(Extracted data entries)
____

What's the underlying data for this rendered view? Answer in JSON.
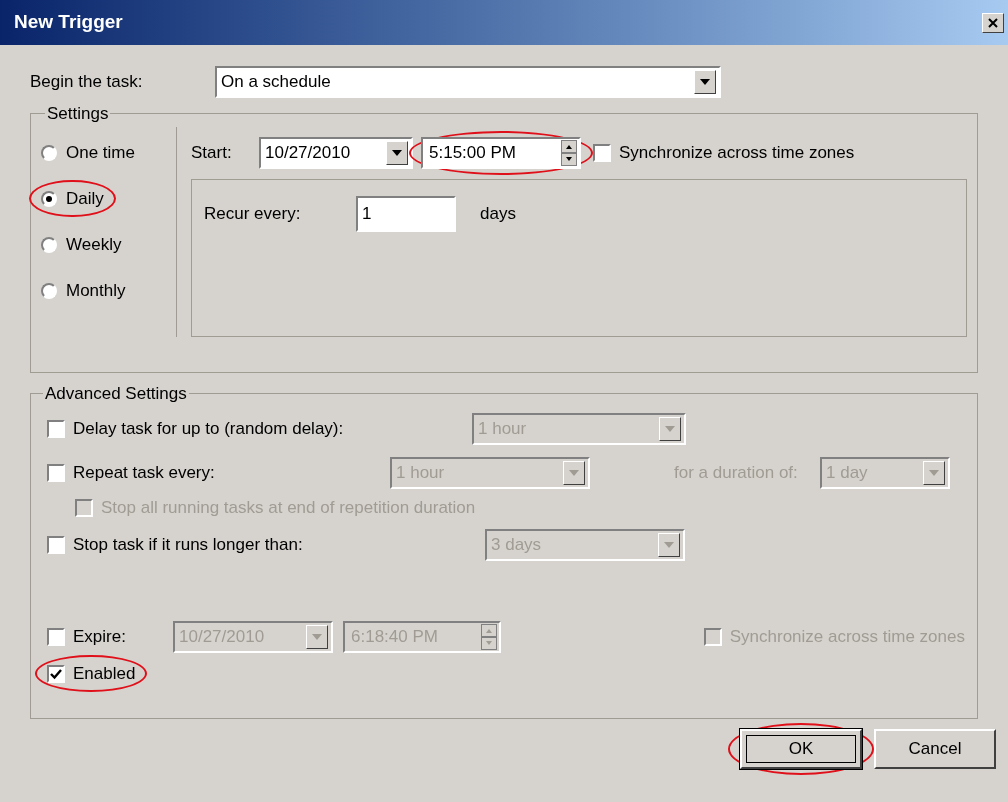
{
  "window": {
    "title": "New Trigger"
  },
  "begin_task": {
    "label": "Begin the task:",
    "value": "On a schedule"
  },
  "settings": {
    "title": "Settings",
    "schedule_options": [
      {
        "label": "One time",
        "selected": false,
        "highlighted": false
      },
      {
        "label": "Daily",
        "selected": true,
        "highlighted": true
      },
      {
        "label": "Weekly",
        "selected": false,
        "highlighted": false
      },
      {
        "label": "Monthly",
        "selected": false,
        "highlighted": false
      }
    ],
    "start": {
      "label": "Start:",
      "date": "10/27/2010",
      "time": "5:15:00 PM",
      "time_highlighted": true,
      "sync": {
        "label": "Synchronize across time zones",
        "checked": false,
        "disabled": false
      }
    },
    "recur": {
      "label": "Recur every:",
      "value": "1",
      "unit": "days"
    }
  },
  "advanced": {
    "title": "Advanced Settings",
    "delay": {
      "label": "Delay task for up to (random delay):",
      "checked": false,
      "value": "1 hour",
      "disabled": true
    },
    "repeat": {
      "label": "Repeat task every:",
      "checked": false,
      "value": "1 hour",
      "disabled": true,
      "duration_label": "for a duration of:",
      "duration_value": "1 day"
    },
    "stop_all": {
      "label": "Stop all running tasks at end of repetition duration",
      "checked": false,
      "disabled": true
    },
    "stop_long": {
      "label": "Stop task if it runs longer than:",
      "checked": false,
      "value": "3 days",
      "disabled": true
    },
    "expire": {
      "label": "Expire:",
      "checked": false,
      "date": "10/27/2010",
      "time": "6:18:40 PM",
      "disabled": true,
      "sync": {
        "label": "Synchronize across time zones",
        "checked": false,
        "disabled": true
      }
    },
    "enabled": {
      "label": "Enabled",
      "checked": true,
      "highlighted": true
    }
  },
  "buttons": [
    {
      "label": "OK",
      "default": true,
      "highlighted": true
    },
    {
      "label": "Cancel",
      "default": false,
      "highlighted": false
    }
  ]
}
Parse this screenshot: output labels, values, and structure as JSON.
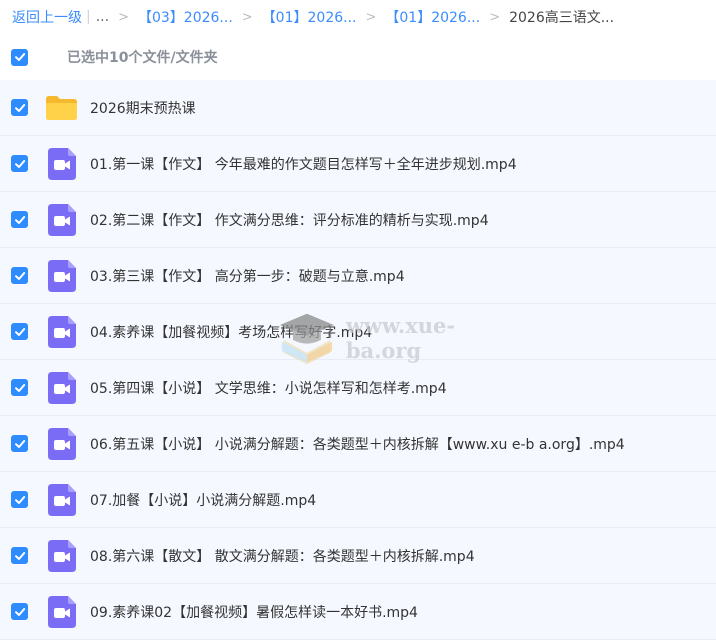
{
  "breadcrumb": {
    "back": "返回上一级",
    "separator": "|",
    "ellipsis": "...",
    "chevron": ">",
    "crumbs": [
      "【03】2026...",
      "【01】2026...",
      "【01】2026..."
    ],
    "current": "2026高三语文..."
  },
  "selection": {
    "label": "已选中10个文件/文件夹",
    "checked": true
  },
  "files": [
    {
      "name": "2026期末预热课",
      "type": "folder",
      "icon": "folder-icon"
    },
    {
      "name": "01.第一课【作文】 今年最难的作文题目怎样写＋全年进步规划.mp4",
      "type": "video",
      "icon": "video-file-icon"
    },
    {
      "name": "02.第二课【作文】 作文满分思维：评分标准的精析与实现.mp4",
      "type": "video",
      "icon": "video-file-icon"
    },
    {
      "name": "03.第三课【作文】 高分第一步：破题与立意.mp4",
      "type": "video",
      "icon": "video-file-icon"
    },
    {
      "name": "04.素养课【加餐视频】考场怎样写好字.mp4",
      "type": "video",
      "icon": "video-file-icon"
    },
    {
      "name": "05.第四课【小说】 文学思维：小说怎样写和怎样考.mp4",
      "type": "video",
      "icon": "video-file-icon"
    },
    {
      "name": "06.第五课【小说】 小说满分解题：各类题型＋内核拆解【www.xu e-b a.org】.mp4",
      "type": "video",
      "icon": "video-file-icon"
    },
    {
      "name": "07.加餐【小说】小说满分解题.mp4",
      "type": "video",
      "icon": "video-file-icon"
    },
    {
      "name": "08.第六课【散文】 散文满分解题：各类题型＋内核拆解.mp4",
      "type": "video",
      "icon": "video-file-icon"
    },
    {
      "name": "09.素养课02【加餐视频】暑假怎样读一本好书.mp4",
      "type": "video",
      "icon": "video-file-icon"
    }
  ],
  "watermark": {
    "text": "www.xue-ba.org"
  },
  "colors": {
    "accent": "#2f8cff",
    "link": "#3b8cff",
    "folder": "#ffcd3c",
    "video": "#7b6cf6",
    "row_bg": "#f5f9ff"
  }
}
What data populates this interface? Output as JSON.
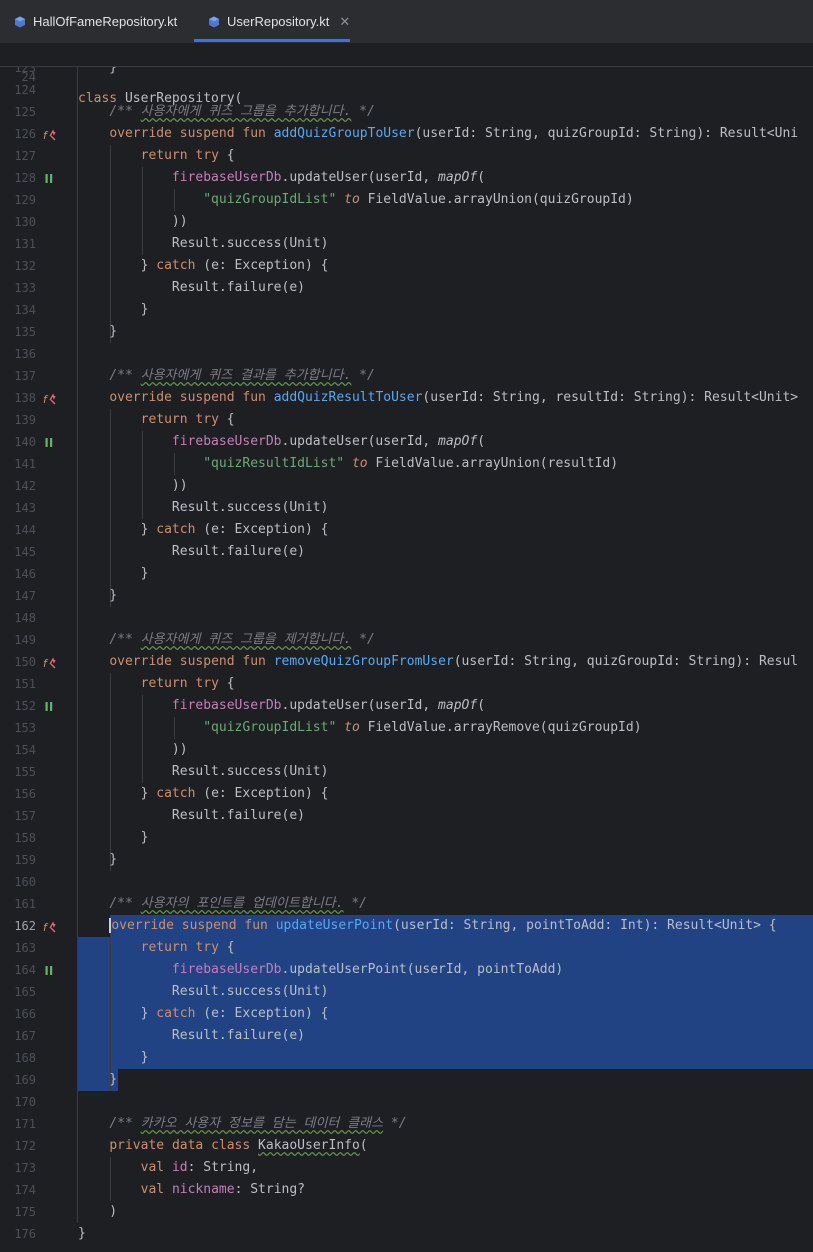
{
  "tabs": [
    {
      "label": "HallOfFameRepository.kt",
      "active": false,
      "icon": "kotlin-file-icon"
    },
    {
      "label": "UserRepository.kt",
      "active": true,
      "icon": "kotlin-file-icon"
    }
  ],
  "sticky_header": {
    "line_number": "24",
    "code": "class UserRepository("
  },
  "colors": {
    "background": "#1e1f22",
    "selection": "#214283",
    "keyword": "#cf8e6d",
    "function": "#56a8f5",
    "string": "#6aab73",
    "comment": "#7a7e85",
    "property": "#c77dbb"
  },
  "lines": [
    {
      "n": "123",
      "code": "    }"
    },
    {
      "n": "124",
      "code": ""
    },
    {
      "n": "125",
      "code": "    /** 사용자에게 퀴즈 그룹을 추가합니다. */"
    },
    {
      "n": "126",
      "code": "    override suspend fun addQuizGroupToUser(userId: String, quizGroupId: String): Result<Uni"
    },
    {
      "n": "127",
      "code": "        return try {"
    },
    {
      "n": "128",
      "code": "            firebaseUserDb.updateUser(userId, mapOf("
    },
    {
      "n": "129",
      "code": "                \"quizGroupIdList\" to FieldValue.arrayUnion(quizGroupId)"
    },
    {
      "n": "130",
      "code": "            ))"
    },
    {
      "n": "131",
      "code": "            Result.success(Unit)"
    },
    {
      "n": "132",
      "code": "        } catch (e: Exception) {"
    },
    {
      "n": "133",
      "code": "            Result.failure(e)"
    },
    {
      "n": "134",
      "code": "        }"
    },
    {
      "n": "135",
      "code": "    }"
    },
    {
      "n": "136",
      "code": ""
    },
    {
      "n": "137",
      "code": "    /** 사용자에게 퀴즈 결과를 추가합니다. */"
    },
    {
      "n": "138",
      "code": "    override suspend fun addQuizResultToUser(userId: String, resultId: String): Result<Unit>"
    },
    {
      "n": "139",
      "code": "        return try {"
    },
    {
      "n": "140",
      "code": "            firebaseUserDb.updateUser(userId, mapOf("
    },
    {
      "n": "141",
      "code": "                \"quizResultIdList\" to FieldValue.arrayUnion(resultId)"
    },
    {
      "n": "142",
      "code": "            ))"
    },
    {
      "n": "143",
      "code": "            Result.success(Unit)"
    },
    {
      "n": "144",
      "code": "        } catch (e: Exception) {"
    },
    {
      "n": "145",
      "code": "            Result.failure(e)"
    },
    {
      "n": "146",
      "code": "        }"
    },
    {
      "n": "147",
      "code": "    }"
    },
    {
      "n": "148",
      "code": ""
    },
    {
      "n": "149",
      "code": "    /** 사용자에게 퀴즈 그룹을 제거합니다. */"
    },
    {
      "n": "150",
      "code": "    override suspend fun removeQuizGroupFromUser(userId: String, quizGroupId: String): Resul"
    },
    {
      "n": "151",
      "code": "        return try {"
    },
    {
      "n": "152",
      "code": "            firebaseUserDb.updateUser(userId, mapOf("
    },
    {
      "n": "153",
      "code": "                \"quizGroupIdList\" to FieldValue.arrayRemove(quizGroupId)"
    },
    {
      "n": "154",
      "code": "            ))"
    },
    {
      "n": "155",
      "code": "            Result.success(Unit)"
    },
    {
      "n": "156",
      "code": "        } catch (e: Exception) {"
    },
    {
      "n": "157",
      "code": "            Result.failure(e)"
    },
    {
      "n": "158",
      "code": "        }"
    },
    {
      "n": "159",
      "code": "    }"
    },
    {
      "n": "160",
      "code": ""
    },
    {
      "n": "161",
      "code": "    /** 사용자의 포인트를 업데이트합니다. */"
    },
    {
      "n": "162",
      "code": "    override suspend fun updateUserPoint(userId: String, pointToAdd: Int): Result<Unit> {"
    },
    {
      "n": "163",
      "code": "        return try {"
    },
    {
      "n": "164",
      "code": "            firebaseUserDb.updateUserPoint(userId, pointToAdd)"
    },
    {
      "n": "165",
      "code": "            Result.success(Unit)"
    },
    {
      "n": "166",
      "code": "        } catch (e: Exception) {"
    },
    {
      "n": "167",
      "code": "            Result.failure(e)"
    },
    {
      "n": "168",
      "code": "        }"
    },
    {
      "n": "169",
      "code": "    }"
    },
    {
      "n": "170",
      "code": ""
    },
    {
      "n": "171",
      "code": "    /** 카카오 사용자 정보를 담는 데이터 클래스 */"
    },
    {
      "n": "172",
      "code": "    private data class KakaoUserInfo("
    },
    {
      "n": "173",
      "code": "        val id: String,"
    },
    {
      "n": "174",
      "code": "        val nickname: String?"
    },
    {
      "n": "175",
      "code": "    )"
    },
    {
      "n": "176",
      "code": "}"
    }
  ],
  "gutter_icons": {
    "126": "override-icon",
    "138": "override-icon",
    "150": "override-icon",
    "162": "override-icon",
    "128": "suspend-call-icon",
    "140": "suspend-call-icon",
    "152": "suspend-call-icon",
    "164": "suspend-call-icon"
  },
  "current_line": "162",
  "selection_lines": [
    "162",
    "163",
    "164",
    "165",
    "166",
    "167",
    "168",
    "169"
  ]
}
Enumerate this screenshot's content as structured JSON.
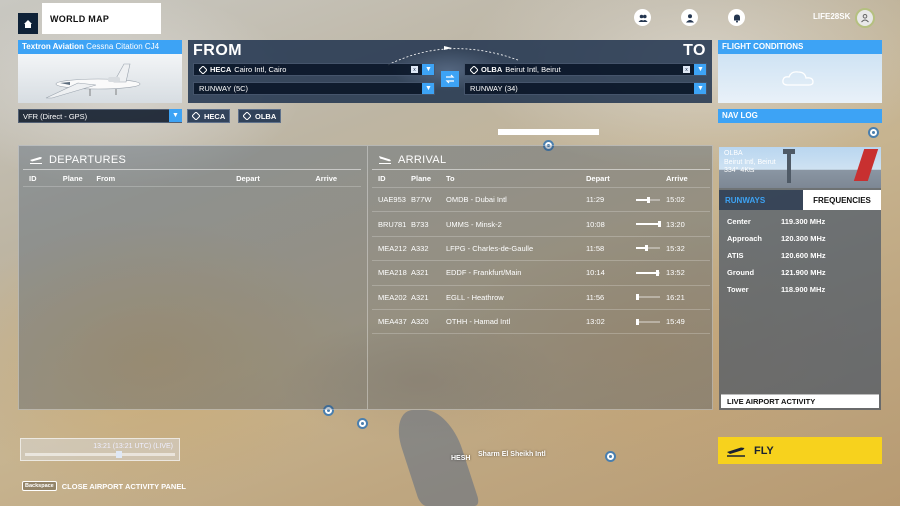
{
  "topbar": {
    "tab_label": "WORLD MAP",
    "username": "LIFE28SK"
  },
  "aircraft": {
    "maker": "Textron Aviation",
    "model": "Cessna Citation CJ4"
  },
  "route": {
    "from_label": "FROM",
    "to_label": "TO",
    "from_airport": {
      "icao": "HECA",
      "name": "Cairo Intl, Cairo"
    },
    "to_airport": {
      "icao": "OLBA",
      "name": "Beirut Intl, Beirut"
    },
    "from_runway": "RUNWAY (5C)",
    "to_runway": "RUNWAY (34)"
  },
  "conditions": {
    "title": "FLIGHT CONDITIONS"
  },
  "flight_type": "VFR (Direct - GPS)",
  "waypoints": [
    "HECA",
    "OLBA"
  ],
  "navlog": {
    "title": "NAV LOG"
  },
  "departures": {
    "title": "DEPARTURES",
    "headers": {
      "id": "ID",
      "plane": "Plane",
      "from": "From",
      "depart": "Depart",
      "arrive": "Arrive"
    }
  },
  "arrival": {
    "title": "ARRIVAL",
    "headers": {
      "id": "ID",
      "plane": "Plane",
      "to": "To",
      "depart": "Depart",
      "arrive": "Arrive"
    },
    "rows": [
      {
        "id": "UAE953",
        "plane": "B77W",
        "to": "OMDB - Dubai Intl",
        "depart": "11:29",
        "arrive": "15:02",
        "progress": 0.55
      },
      {
        "id": "BRU781",
        "plane": "B733",
        "to": "UMMS - Minsk-2",
        "depart": "10:08",
        "arrive": "13:20",
        "progress": 1.0
      },
      {
        "id": "MEA212",
        "plane": "A332",
        "to": "LFPG - Charles-de-Gaulle",
        "depart": "11:58",
        "arrive": "15:32",
        "progress": 0.45
      },
      {
        "id": "MEA218",
        "plane": "A321",
        "to": "EDDF - Frankfurt/Main",
        "depart": "10:14",
        "arrive": "13:52",
        "progress": 0.9
      },
      {
        "id": "MEA202",
        "plane": "A321",
        "to": "EGLL - Heathrow",
        "depart": "11:56",
        "arrive": "16:21",
        "progress": 0.1
      },
      {
        "id": "MEA437",
        "plane": "A320",
        "to": "OTHH - Hamad Intl",
        "depart": "13:02",
        "arrive": "15:49",
        "progress": 0.05
      }
    ]
  },
  "airport_info": {
    "icao": "OLBA",
    "name": "Beirut Intl, Beirut",
    "wind": "334° 4Kts",
    "tab_runways": "RUNWAYS",
    "tab_frequencies": "FREQUENCIES",
    "frequencies": [
      {
        "name": "Center",
        "value": "119.300 MHz"
      },
      {
        "name": "Approach",
        "value": "120.300 MHz"
      },
      {
        "name": "ATIS",
        "value": "120.600 MHz"
      },
      {
        "name": "Ground",
        "value": "121.900 MHz"
      },
      {
        "name": "Tower",
        "value": "118.900 MHz"
      }
    ],
    "live_activity": "LIVE AIRPORT ACTIVITY"
  },
  "time": {
    "text": "13:21 (13:21 UTC) (LIVE)",
    "position": 0.62
  },
  "fly_label": "FLY",
  "bottom": {
    "key": "Backspace",
    "label": "CLOSE AIRPORT ACTIVITY PANEL"
  },
  "map_labels": {
    "hesh": "HESH",
    "sharm": "Sharm El Sheikh Intl"
  },
  "colors": {
    "accent": "#3da3f5",
    "fly": "#f7d21d",
    "panel": "#182d4b"
  }
}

____

Tell how many lines of the material above hold "内核拆解", answering with a bare number.

OUTPUT OF THE TASK -
2